Given information:

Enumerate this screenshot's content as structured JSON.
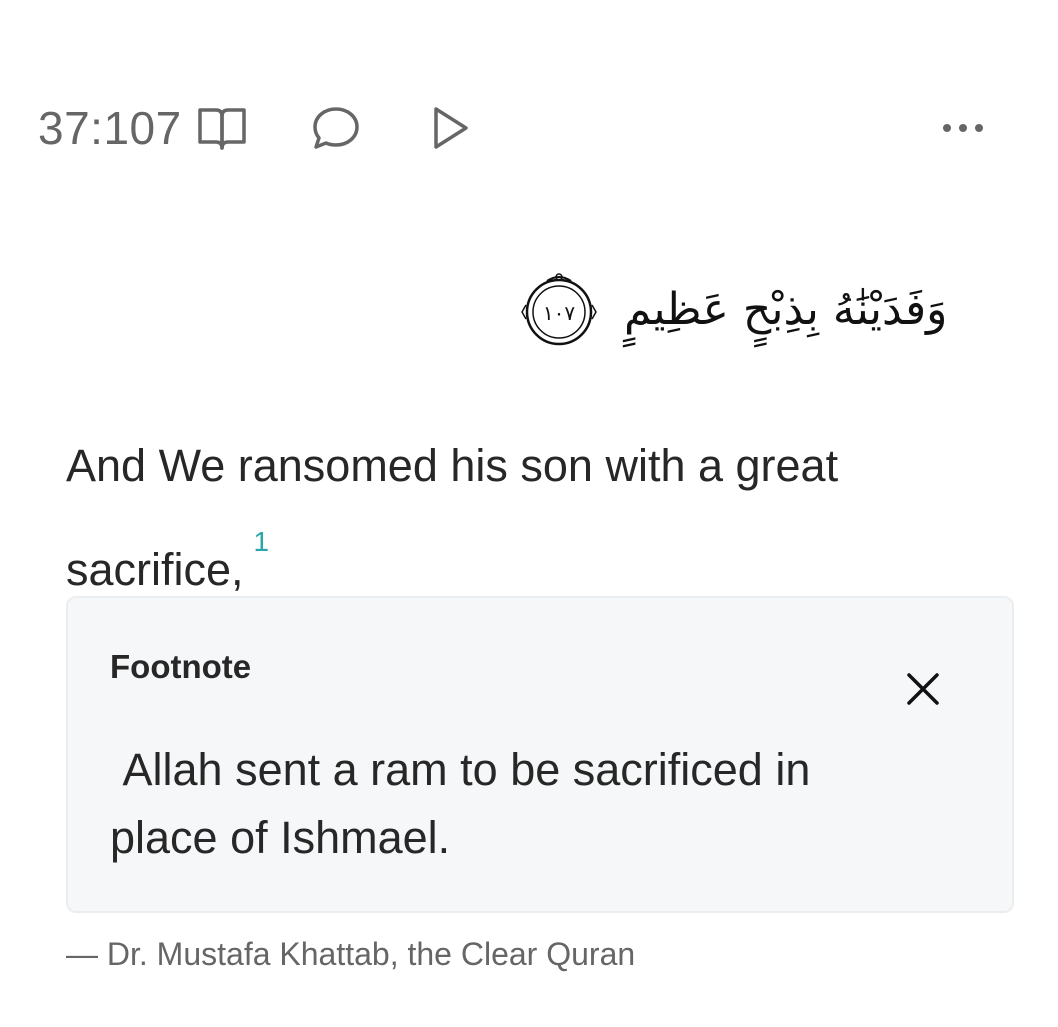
{
  "verse": {
    "key": "37:107",
    "arabic": "وَفَدَيْنَٰهُ بِذِبْحٍ عَظِيمٍ",
    "ayah_number": "١٠٧"
  },
  "toolbar": {
    "icons": [
      "book-icon",
      "comment-icon",
      "play-icon",
      "more-icon"
    ]
  },
  "translation": {
    "text": "And We ransomed his son with a great sacrifice,",
    "footnote_ref": "1"
  },
  "footnote": {
    "title": "Footnote",
    "text": " Allah sent a ram to be sacrificed in place of Ishmael."
  },
  "attribution": "— Dr. Mustafa Khattab, the Clear Quran",
  "colors": {
    "accent": "#2ca4ab",
    "muted_text": "#666666",
    "footnote_bg": "#f6f7f8"
  }
}
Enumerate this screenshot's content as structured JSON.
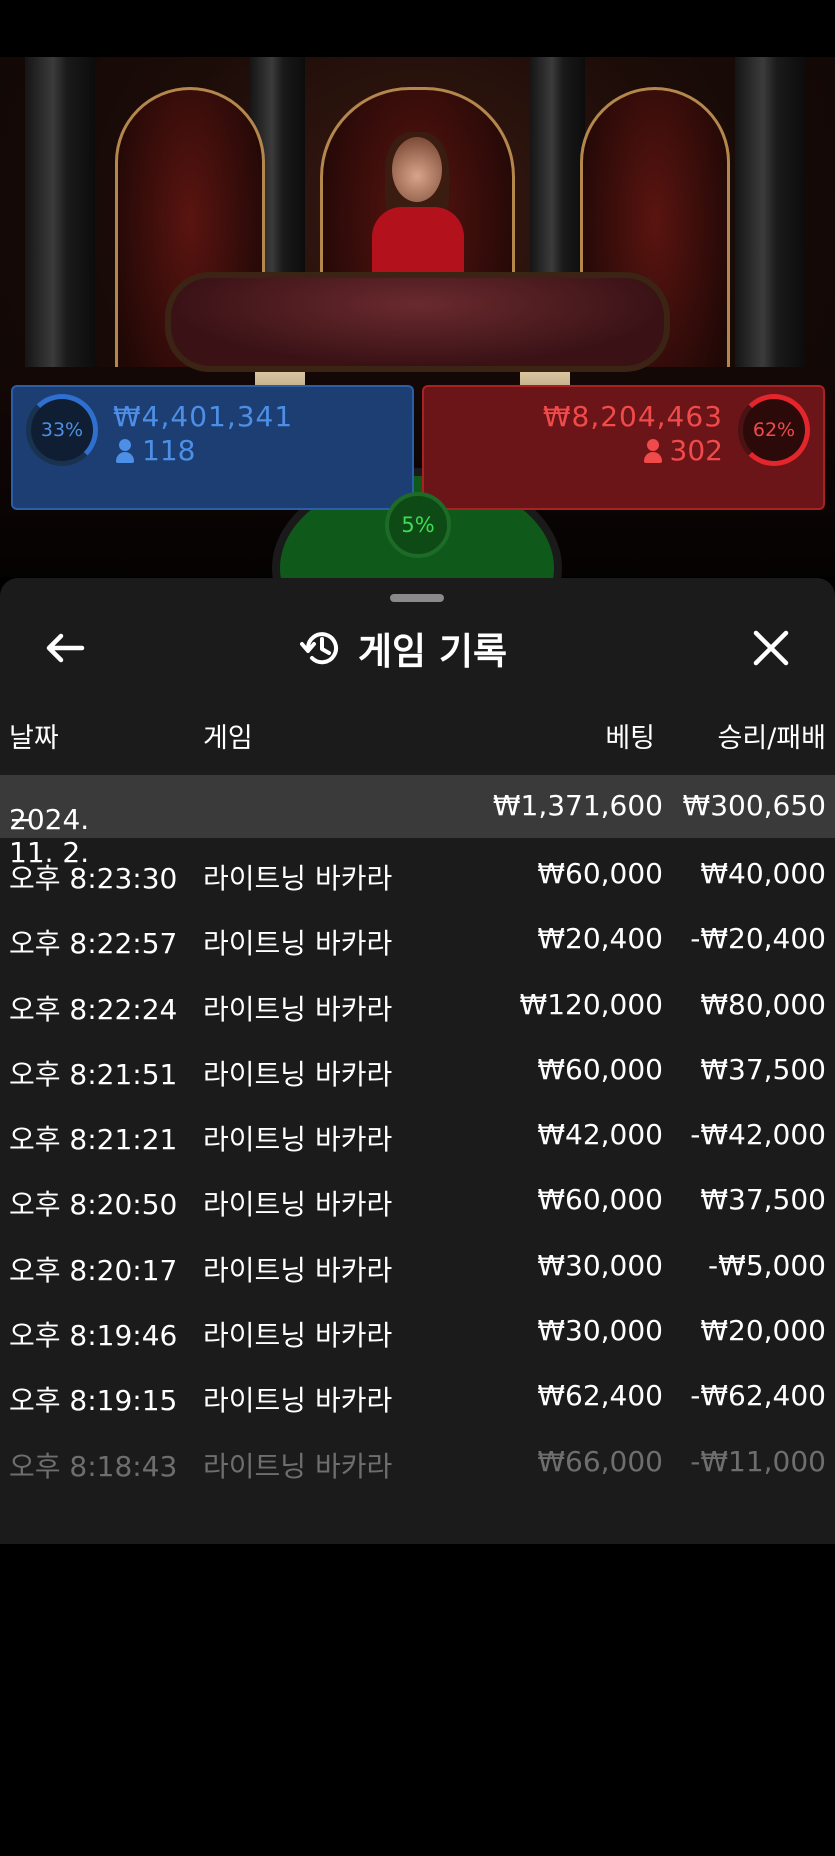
{
  "colors": {
    "player_blue": "#4d8fe6",
    "banker_red": "#f04a4a",
    "tie_green": "#3ddc52",
    "sheet_bg": "#1b1b1b",
    "date_row_bg": "#3a3a3a"
  },
  "betting": {
    "player": {
      "percent": "33%",
      "amount": "₩4,401,341",
      "players": "118"
    },
    "banker": {
      "percent": "62%",
      "amount": "₩8,204,463",
      "players": "302"
    },
    "tie": {
      "percent": "5%"
    }
  },
  "sheet": {
    "title": "게임 기록",
    "icons": {
      "back": "arrow-left-icon",
      "history": "history-icon",
      "close": "close-icon"
    },
    "columns": {
      "date": "날짜",
      "game": "게임",
      "bet": "베팅",
      "win_loss": "승리/패배"
    },
    "date_group": {
      "toggle": "−",
      "date": "2024. 11. 2.",
      "bet_total": "₩1,371,600",
      "win_total": "₩300,650"
    },
    "rows": [
      {
        "time": "오후 8:23:30",
        "game": "라이트닝 바카라",
        "bet": "₩60,000",
        "win": "₩40,000"
      },
      {
        "time": "오후 8:22:57",
        "game": "라이트닝 바카라",
        "bet": "₩20,400",
        "win": "-₩20,400"
      },
      {
        "time": "오후 8:22:24",
        "game": "라이트닝 바카라",
        "bet": "₩120,000",
        "win": "₩80,000"
      },
      {
        "time": "오후 8:21:51",
        "game": "라이트닝 바카라",
        "bet": "₩60,000",
        "win": "₩37,500"
      },
      {
        "time": "오후 8:21:21",
        "game": "라이트닝 바카라",
        "bet": "₩42,000",
        "win": "-₩42,000"
      },
      {
        "time": "오후 8:20:50",
        "game": "라이트닝 바카라",
        "bet": "₩60,000",
        "win": "₩37,500"
      },
      {
        "time": "오후 8:20:17",
        "game": "라이트닝 바카라",
        "bet": "₩30,000",
        "win": "-₩5,000"
      },
      {
        "time": "오후 8:19:46",
        "game": "라이트닝 바카라",
        "bet": "₩30,000",
        "win": "₩20,000"
      },
      {
        "time": "오후 8:19:15",
        "game": "라이트닝 바카라",
        "bet": "₩62,400",
        "win": "-₩62,400"
      },
      {
        "time": "오후 8:18:43",
        "game": "라이트닝 바카라",
        "bet": "₩66,000",
        "win": "-₩11,000"
      }
    ]
  }
}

What to work on:
Repeat every record precisely. Any picture among them stays out of the copy.

The response:
Enumerate this screenshot's content as structured JSON.
{
  "verse": {
    "key": "37:107",
    "arabic": "وَفَدَيْنَٰهُ بِذِبْحٍ عَظِيمٍ",
    "ayah_number": "١٠٧"
  },
  "toolbar": {
    "icons": [
      "book-icon",
      "comment-icon",
      "play-icon",
      "more-icon"
    ]
  },
  "translation": {
    "text": "And We ransomed his son with a great sacrifice,",
    "footnote_ref": "1"
  },
  "footnote": {
    "title": "Footnote",
    "text": " Allah sent a ram to be sacrificed in place of Ishmael."
  },
  "attribution": "— Dr. Mustafa Khattab, the Clear Quran",
  "colors": {
    "accent": "#2ca4ab",
    "muted_text": "#666666",
    "footnote_bg": "#f6f7f8"
  }
}
Enumerate this screenshot's content as structured JSON.
{
  "colors": {
    "player_blue": "#4d8fe6",
    "banker_red": "#f04a4a",
    "tie_green": "#3ddc52",
    "sheet_bg": "#1b1b1b",
    "date_row_bg": "#3a3a3a"
  },
  "betting": {
    "player": {
      "percent": "33%",
      "amount": "₩4,401,341",
      "players": "118"
    },
    "banker": {
      "percent": "62%",
      "amount": "₩8,204,463",
      "players": "302"
    },
    "tie": {
      "percent": "5%"
    }
  },
  "sheet": {
    "title": "게임 기록",
    "icons": {
      "back": "arrow-left-icon",
      "history": "history-icon",
      "close": "close-icon"
    },
    "columns": {
      "date": "날짜",
      "game": "게임",
      "bet": "베팅",
      "win_loss": "승리/패배"
    },
    "date_group": {
      "toggle": "−",
      "date": "2024. 11. 2.",
      "bet_total": "₩1,371,600",
      "win_total": "₩300,650"
    },
    "rows": [
      {
        "time": "오후 8:23:30",
        "game": "라이트닝 바카라",
        "bet": "₩60,000",
        "win": "₩40,000"
      },
      {
        "time": "오후 8:22:57",
        "game": "라이트닝 바카라",
        "bet": "₩20,400",
        "win": "-₩20,400"
      },
      {
        "time": "오후 8:22:24",
        "game": "라이트닝 바카라",
        "bet": "₩120,000",
        "win": "₩80,000"
      },
      {
        "time": "오후 8:21:51",
        "game": "라이트닝 바카라",
        "bet": "₩60,000",
        "win": "₩37,500"
      },
      {
        "time": "오후 8:21:21",
        "game": "라이트닝 바카라",
        "bet": "₩42,000",
        "win": "-₩42,000"
      },
      {
        "time": "오후 8:20:50",
        "game": "라이트닝 바카라",
        "bet": "₩60,000",
        "win": "₩37,500"
      },
      {
        "time": "오후 8:20:17",
        "game": "라이트닝 바카라",
        "bet": "₩30,000",
        "win": "-₩5,000"
      },
      {
        "time": "오후 8:19:46",
        "game": "라이트닝 바카라",
        "bet": "₩30,000",
        "win": "₩20,000"
      },
      {
        "time": "오후 8:19:15",
        "game": "라이트닝 바카라",
        "bet": "₩62,400",
        "win": "-₩62,400"
      },
      {
        "time": "오후 8:18:43",
        "game": "라이트닝 바카라",
        "bet": "₩66,000",
        "win": "-₩11,000"
      }
    ]
  }
}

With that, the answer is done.